(Dataset items)
━━━━━━━━━━━━━━━━

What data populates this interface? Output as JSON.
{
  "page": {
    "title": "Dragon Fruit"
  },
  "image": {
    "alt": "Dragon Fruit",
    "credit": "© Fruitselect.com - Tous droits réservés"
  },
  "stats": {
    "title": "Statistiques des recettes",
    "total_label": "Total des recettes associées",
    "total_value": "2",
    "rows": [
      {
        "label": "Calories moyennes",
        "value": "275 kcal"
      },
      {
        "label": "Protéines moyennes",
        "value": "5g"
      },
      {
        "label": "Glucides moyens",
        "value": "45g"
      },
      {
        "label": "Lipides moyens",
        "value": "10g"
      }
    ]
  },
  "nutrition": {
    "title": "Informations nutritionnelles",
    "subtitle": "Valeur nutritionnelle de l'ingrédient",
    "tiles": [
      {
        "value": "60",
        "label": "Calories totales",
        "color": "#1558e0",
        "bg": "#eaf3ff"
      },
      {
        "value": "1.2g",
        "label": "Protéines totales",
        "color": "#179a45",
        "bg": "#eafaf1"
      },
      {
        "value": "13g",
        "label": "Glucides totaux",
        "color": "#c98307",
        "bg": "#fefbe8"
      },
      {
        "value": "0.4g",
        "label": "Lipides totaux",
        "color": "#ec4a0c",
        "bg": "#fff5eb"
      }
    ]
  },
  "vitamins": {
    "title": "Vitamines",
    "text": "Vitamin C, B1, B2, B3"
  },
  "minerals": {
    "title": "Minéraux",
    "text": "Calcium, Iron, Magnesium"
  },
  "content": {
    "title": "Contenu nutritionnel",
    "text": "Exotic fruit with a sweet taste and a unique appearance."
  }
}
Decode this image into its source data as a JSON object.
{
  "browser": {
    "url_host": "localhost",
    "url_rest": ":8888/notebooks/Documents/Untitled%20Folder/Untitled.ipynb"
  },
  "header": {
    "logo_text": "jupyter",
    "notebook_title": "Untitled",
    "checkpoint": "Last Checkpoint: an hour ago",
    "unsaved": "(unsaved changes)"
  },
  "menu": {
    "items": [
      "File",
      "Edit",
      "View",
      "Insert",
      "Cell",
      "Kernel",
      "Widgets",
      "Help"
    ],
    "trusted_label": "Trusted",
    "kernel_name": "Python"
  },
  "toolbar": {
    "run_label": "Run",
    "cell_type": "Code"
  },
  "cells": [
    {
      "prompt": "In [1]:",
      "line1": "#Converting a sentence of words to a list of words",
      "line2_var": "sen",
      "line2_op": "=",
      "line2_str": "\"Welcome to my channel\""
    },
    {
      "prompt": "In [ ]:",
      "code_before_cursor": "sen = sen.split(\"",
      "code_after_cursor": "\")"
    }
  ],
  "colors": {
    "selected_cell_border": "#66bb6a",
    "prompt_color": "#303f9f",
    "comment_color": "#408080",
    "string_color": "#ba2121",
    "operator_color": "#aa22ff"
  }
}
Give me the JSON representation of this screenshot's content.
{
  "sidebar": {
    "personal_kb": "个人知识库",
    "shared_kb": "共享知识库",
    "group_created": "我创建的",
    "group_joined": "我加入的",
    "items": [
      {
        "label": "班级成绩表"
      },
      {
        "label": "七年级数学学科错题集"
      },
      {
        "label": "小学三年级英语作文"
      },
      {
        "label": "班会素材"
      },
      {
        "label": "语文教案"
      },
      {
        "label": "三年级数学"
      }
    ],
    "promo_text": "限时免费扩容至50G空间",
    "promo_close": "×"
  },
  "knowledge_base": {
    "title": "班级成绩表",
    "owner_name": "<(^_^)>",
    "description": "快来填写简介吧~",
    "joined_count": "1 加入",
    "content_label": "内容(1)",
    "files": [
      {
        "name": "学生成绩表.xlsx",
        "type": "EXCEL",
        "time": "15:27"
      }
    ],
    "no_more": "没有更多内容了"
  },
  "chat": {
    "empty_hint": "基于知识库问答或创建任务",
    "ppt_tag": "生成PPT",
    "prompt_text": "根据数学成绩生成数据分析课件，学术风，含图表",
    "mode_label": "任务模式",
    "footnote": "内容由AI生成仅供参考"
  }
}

━━━━━━━━━━━━━━━━

* Goal
State how many lines in the records above contain the word "Lipides", giving only the number.

* Solution to the problem
2